### [STATED TASK]
Note each line that includes the word "page". Copy those lines.

Dataset items
start
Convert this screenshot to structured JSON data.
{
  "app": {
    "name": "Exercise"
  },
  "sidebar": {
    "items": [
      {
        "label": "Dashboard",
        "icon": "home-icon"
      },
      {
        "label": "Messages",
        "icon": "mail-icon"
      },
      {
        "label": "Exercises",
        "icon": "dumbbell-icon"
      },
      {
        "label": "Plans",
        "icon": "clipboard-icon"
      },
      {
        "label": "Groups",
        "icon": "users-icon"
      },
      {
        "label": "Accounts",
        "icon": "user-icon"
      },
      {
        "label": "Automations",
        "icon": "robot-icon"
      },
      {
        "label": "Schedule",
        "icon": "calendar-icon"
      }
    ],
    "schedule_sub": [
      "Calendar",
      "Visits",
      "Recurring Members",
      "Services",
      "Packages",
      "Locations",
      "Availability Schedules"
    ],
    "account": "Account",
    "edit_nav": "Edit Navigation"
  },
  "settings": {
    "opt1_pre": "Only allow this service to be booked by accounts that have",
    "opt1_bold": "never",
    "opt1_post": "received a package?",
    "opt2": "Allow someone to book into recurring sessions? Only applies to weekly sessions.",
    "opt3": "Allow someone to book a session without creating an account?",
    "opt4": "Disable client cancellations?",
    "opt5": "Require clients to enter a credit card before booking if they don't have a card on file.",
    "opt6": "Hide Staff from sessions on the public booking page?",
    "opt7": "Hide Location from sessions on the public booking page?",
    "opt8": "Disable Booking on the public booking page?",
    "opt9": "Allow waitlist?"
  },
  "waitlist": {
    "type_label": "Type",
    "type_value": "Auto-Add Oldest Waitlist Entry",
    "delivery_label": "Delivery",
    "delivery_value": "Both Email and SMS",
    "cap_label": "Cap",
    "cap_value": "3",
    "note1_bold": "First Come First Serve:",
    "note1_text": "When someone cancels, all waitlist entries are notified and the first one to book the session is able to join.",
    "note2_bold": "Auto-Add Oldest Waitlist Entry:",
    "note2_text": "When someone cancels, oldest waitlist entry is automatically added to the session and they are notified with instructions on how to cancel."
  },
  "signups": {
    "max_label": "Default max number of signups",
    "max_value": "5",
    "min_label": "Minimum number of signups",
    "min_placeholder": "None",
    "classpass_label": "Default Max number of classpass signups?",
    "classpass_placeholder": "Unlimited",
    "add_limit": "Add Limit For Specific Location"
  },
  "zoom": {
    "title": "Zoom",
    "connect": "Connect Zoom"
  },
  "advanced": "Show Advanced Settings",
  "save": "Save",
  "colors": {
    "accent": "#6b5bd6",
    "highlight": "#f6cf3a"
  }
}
end
### [EXERCISE RESPONSE]
    "opt6": "Hide Staff from sessions on the public booking page?",
    "opt7": "Hide Location from sessions on the public booking page?",
    "opt8": "Disable Booking on the public booking page?",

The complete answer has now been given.